[PROBLEM REQUIREMENTS]: Retype the whole listing below, character for character.

[RECORD EXCERPTS]:
________
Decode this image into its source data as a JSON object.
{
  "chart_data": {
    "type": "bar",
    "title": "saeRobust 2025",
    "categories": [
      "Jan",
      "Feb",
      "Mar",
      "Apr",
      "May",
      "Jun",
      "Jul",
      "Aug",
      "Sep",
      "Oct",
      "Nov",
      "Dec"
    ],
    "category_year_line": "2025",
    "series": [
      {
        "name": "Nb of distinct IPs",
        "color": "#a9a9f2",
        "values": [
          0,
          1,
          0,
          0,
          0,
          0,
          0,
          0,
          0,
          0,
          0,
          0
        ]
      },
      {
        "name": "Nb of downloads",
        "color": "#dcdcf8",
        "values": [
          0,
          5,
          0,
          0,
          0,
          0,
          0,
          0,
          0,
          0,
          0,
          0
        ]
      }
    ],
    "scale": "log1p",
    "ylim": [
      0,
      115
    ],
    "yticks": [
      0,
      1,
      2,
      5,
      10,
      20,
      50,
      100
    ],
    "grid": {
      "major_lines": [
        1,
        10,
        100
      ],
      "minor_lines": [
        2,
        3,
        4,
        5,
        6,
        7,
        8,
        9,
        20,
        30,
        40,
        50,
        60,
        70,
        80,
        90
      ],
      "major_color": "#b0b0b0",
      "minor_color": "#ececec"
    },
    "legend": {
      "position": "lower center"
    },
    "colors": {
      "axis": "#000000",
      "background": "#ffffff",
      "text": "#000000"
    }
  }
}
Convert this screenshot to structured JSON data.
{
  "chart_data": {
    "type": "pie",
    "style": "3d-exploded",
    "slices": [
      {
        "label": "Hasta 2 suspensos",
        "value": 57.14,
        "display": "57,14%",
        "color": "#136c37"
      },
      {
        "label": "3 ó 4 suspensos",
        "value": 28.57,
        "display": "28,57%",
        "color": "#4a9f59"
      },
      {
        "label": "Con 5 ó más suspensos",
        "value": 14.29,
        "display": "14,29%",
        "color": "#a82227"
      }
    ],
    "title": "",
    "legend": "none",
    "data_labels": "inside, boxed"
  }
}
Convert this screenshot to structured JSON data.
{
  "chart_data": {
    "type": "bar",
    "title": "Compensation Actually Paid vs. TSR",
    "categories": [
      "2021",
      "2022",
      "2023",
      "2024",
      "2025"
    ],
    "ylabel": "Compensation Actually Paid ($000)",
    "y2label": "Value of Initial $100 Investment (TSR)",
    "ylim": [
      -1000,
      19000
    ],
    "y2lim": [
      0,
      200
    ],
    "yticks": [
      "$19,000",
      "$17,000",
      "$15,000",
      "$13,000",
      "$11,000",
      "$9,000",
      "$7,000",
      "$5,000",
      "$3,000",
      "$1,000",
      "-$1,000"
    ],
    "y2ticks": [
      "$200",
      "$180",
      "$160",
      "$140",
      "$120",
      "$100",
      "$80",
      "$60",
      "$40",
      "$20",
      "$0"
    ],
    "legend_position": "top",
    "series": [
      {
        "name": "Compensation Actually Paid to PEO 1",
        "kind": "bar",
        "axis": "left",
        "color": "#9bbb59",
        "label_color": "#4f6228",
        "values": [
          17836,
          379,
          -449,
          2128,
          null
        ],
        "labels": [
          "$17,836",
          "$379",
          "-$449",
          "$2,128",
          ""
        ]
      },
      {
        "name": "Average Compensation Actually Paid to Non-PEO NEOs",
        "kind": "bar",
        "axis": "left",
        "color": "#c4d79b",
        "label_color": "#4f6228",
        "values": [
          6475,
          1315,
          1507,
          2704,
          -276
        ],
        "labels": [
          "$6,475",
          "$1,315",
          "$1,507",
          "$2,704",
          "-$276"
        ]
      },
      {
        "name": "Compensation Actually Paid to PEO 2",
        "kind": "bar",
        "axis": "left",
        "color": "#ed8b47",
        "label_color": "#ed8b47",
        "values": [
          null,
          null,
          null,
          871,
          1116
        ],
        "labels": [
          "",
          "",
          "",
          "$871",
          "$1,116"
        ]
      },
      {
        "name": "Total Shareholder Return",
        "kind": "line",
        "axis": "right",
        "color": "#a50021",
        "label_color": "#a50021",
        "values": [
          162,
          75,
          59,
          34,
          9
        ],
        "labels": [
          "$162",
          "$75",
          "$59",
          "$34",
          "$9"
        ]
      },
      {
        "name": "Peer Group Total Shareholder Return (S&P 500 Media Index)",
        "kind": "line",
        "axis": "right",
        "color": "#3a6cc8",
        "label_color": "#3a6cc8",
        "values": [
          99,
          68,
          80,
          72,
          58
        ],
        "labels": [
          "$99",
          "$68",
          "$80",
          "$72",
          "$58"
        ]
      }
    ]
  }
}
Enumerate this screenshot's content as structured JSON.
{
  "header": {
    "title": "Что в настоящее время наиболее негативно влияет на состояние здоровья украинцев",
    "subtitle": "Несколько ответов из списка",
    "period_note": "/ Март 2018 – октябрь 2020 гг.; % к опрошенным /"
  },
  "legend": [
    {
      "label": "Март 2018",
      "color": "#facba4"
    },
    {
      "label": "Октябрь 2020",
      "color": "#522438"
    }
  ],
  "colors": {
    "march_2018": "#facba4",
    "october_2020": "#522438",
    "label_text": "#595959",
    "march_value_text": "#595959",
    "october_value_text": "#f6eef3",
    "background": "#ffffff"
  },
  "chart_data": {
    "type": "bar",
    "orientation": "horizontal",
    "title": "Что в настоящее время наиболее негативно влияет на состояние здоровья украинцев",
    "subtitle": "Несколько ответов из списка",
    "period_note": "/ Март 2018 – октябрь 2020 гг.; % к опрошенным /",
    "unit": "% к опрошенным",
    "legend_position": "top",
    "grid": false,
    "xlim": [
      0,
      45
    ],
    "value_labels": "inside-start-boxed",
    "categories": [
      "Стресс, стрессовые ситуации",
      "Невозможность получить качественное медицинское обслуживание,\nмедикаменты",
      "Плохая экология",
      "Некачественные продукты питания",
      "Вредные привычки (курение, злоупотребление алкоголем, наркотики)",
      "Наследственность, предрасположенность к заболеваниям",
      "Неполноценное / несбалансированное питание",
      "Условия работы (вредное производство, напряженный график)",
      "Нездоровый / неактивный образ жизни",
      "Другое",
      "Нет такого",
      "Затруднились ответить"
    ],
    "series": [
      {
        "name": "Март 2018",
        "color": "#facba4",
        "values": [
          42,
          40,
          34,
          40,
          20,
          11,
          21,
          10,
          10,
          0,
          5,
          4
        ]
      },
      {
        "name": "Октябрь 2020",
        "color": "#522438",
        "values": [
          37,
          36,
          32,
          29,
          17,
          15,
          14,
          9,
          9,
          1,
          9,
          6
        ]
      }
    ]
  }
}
________
[WRITTEN ANSWER]:
Decode this image into its source data as a JSON object.
{
  "chart_data": {
    "type": "bar",
    "title": "saeRobust 2025",
    "categories": [
      "Jan",
      "Feb",
      "Mar",
      "Apr",
      "May",
      "Jun",
      "Jul",
      "Aug",
      "Sep",
      "Oct",
      "Nov",
      "Dec"
    ],
    "category_year_line": "2025",
    "series": [
      {
        "name": "Nb of distinct IPs",
        "color": "#a9a9f2",
        "values": [
          0,
          1,
          0,
          0,
          0,
          0,
          0,
          0,
          0,
          0,
          0,
          0
        ]
      },
      {
        "name": "Nb of downloads",
        "color": "#dcdcf8",
        "values": [
          0,
          5,
          0,
          0,
          0,
          0,
          0,
          0,
          0,
          0,
          0,
          0
        ]
      }
    ],
    "scale": "log1p",
    "ylim": [
      0,
      115
    ],
    "yticks": [
      0,
      1,
      2,
      5,
      10,
      20,
      50,
      100
    ],
    "grid": {
      "major_lines": [
        1,
        10,
        100
      ],
      "minor_lines": [
        2,
        3,
        4,
        5,
        6,
        7,
        8,
        9,
        20,
        30,
        40,
        50,
        60,
        70,
        80,
        90
      ],
      "major_color": "#b0b0b0",
      "minor_color": "#ececec"
    },
    "legend": {
      "position": "lower center"
    },
    "colors": {
      "axis": "#000000",
      "background": "#ffffff",
      "text": "#000000"
    }
  }
}
Convert this screenshot to structured JSON data.
{
  "chart_data": {
    "type": "pie",
    "style": "3d-exploded",
    "slices": [
      {
        "label": "Hasta 2 suspensos",
        "value": 57.14,
        "display": "57,14%",
        "color": "#136c37"
      },
      {
        "label": "3 ó 4 suspensos",
        "value": 28.57,
        "display": "28,57%",
        "color": "#4a9f59"
      },
      {
        "label": "Con 5 ó más suspensos",
        "value": 14.29,
        "display": "14,29%",
        "color": "#a82227"
      }
    ],
    "title": "",
    "legend": "none",
    "data_labels": "inside, boxed"
  }
}
Convert this screenshot to structured JSON data.
{
  "chart_data": {
    "type": "bar",
    "title": "Compensation Actually Paid vs. TSR",
    "categories": [
      "2021",
      "2022",
      "2023",
      "2024",
      "2025"
    ],
    "ylabel": "Compensation Actually Paid ($000)",
    "y2label": "Value of Initial $100 Investment (TSR)",
    "ylim": [
      -1000,
      19000
    ],
    "y2lim": [
      0,
      200
    ],
    "yticks": [
      "$19,000",
      "$17,000",
      "$15,000",
      "$13,000",
      "$11,000",
      "$9,000",
      "$7,000",
      "$5,000",
      "$3,000",
      "$1,000",
      "-$1,000"
    ],
    "y2ticks": [
      "$200",
      "$180",
      "$160",
      "$140",
      "$120",
      "$100",
      "$80",
      "$60",
      "$40",
      "$20",
      "$0"
    ],
    "legend_position": "top",
    "series": [
      {
        "name": "Compensation Actually Paid to PEO 1",
        "kind": "bar",
        "axis": "left",
        "color": "#9bbb59",
        "label_color": "#4f6228",
        "values": [
          17836,
          379,
          -449,
          2128,
          null
        ],
        "labels": [
          "$17,836",
          "$379",
          "-$449",
          "$2,128",
          ""
        ]
      },
      {
        "name": "Average Compensation Actually Paid to Non-PEO NEOs",
        "kind": "bar",
        "axis": "left",
        "color": "#c4d79b",
        "label_color": "#4f6228",
        "values": [
          6475,
          1315,
          1507,
          2704,
          -276
        ],
        "labels": [
          "$6,475",
          "$1,315",
          "$1,507",
          "$2,704",
          "-$276"
        ]
      },
      {
        "name": "Compensation Actually Paid to PEO 2",
        "kind": "bar",
        "axis": "left",
        "color": "#ed8b47",
        "label_color": "#ed8b47",
        "values": [
          null,
          null,
          null,
          871,
          1116
        ],
        "labels": [
          "",
          "",
          "",
          "$871",
          "$1,116"
        ]
      },
      {
        "name": "Total Shareholder Return",
        "kind": "line",
        "axis": "right",
        "color": "#a50021",
        "label_color": "#a50021",
        "values": [
          162,
          75,
          59,
          34,
          9
        ],
        "labels": [
          "$162",
          "$75",
          "$59",
          "$34",
          "$9"
        ]
      },
      {
        "name": "Peer Group Total Shareholder Return (S&P 500 Media Index)",
        "kind": "line",
        "axis": "right",
        "color": "#3a6cc8",
        "label_color": "#3a6cc8",
        "values": [
          99,
          68,
          80,
          72,
          58
        ],
        "labels": [
          "$99",
          "$68",
          "$80",
          "$72",
          "$58"
        ]
      }
    ]
  }
}
Enumerate this screenshot's content as structured JSON.
{
  "header": {
    "title": "Что в настоящее время наиболее негативно влияет на состояние здоровья украинцев",
    "subtitle": "Несколько ответов из списка",
    "period_note": "/ Март 2018 – октябрь 2020 гг.; % к опрошенным /"
  },
  "legend": [
    {
      "label": "Март 2018",
      "color": "#facba4"
    },
    {
      "label": "Октябрь 2020",
      "color": "#522438"
    }
  ],
  "colors": {
    "march_2018": "#facba4",
    "october_2020": "#522438",
    "label_text": "#595959",
    "march_value_text": "#595959",
    "october_value_text": "#f6eef3",
    "background": "#ffffff"
  },
  "chart_data": {
    "type": "bar",
    "orientation": "horizontal",
    "title": "Что в настоящее время наиболее негативно влияет на состояние здоровья украинцев",
    "subtitle": "Несколько ответов из списка",
    "period_note": "/ Март 2018 – октябрь 2020 гг.; % к опрошенным /",
    "unit": "% к опрошенным",
    "legend_position": "top",
    "grid": false,
    "xlim": [
      0,
      45
    ],
    "value_labels": "inside-start-boxed",
    "categories": [
      "Стресс, стрессовые ситуации",
      "Невозможность получить качественное медицинское обслуживание,\nмедикаменты",
      "Плохая экология",
      "Некачественные продукты питания",
      "Вредные привычки (курение, злоупотребление алкоголем, наркотики)",
      "Наследственность, предрасположенность к заболеваниям",
      "Неполноценное / несбалансированное питание",
      "Условия работы (вредное производство, напряженный график)",
      "Нездоровый / неактивный образ жизни",
      "Другое",
      "Нет такого",
      "Затруднились ответить"
    ],
    "series": [
      {
        "name": "Март 2018",
        "color": "#facba4",
        "values": [
          42,
          40,
          34,
          40,
          20,
          11,
          21,
          10,
          10,
          0,
          5,
          4
        ]
      },
      {
        "name": "Октябрь 2020",
        "color": "#522438",
        "values": [
          37,
          36,
          32,
          29,
          17,
          15,
          14,
          9,
          9,
          1,
          9,
          6
        ]
      }
    ]
  }
}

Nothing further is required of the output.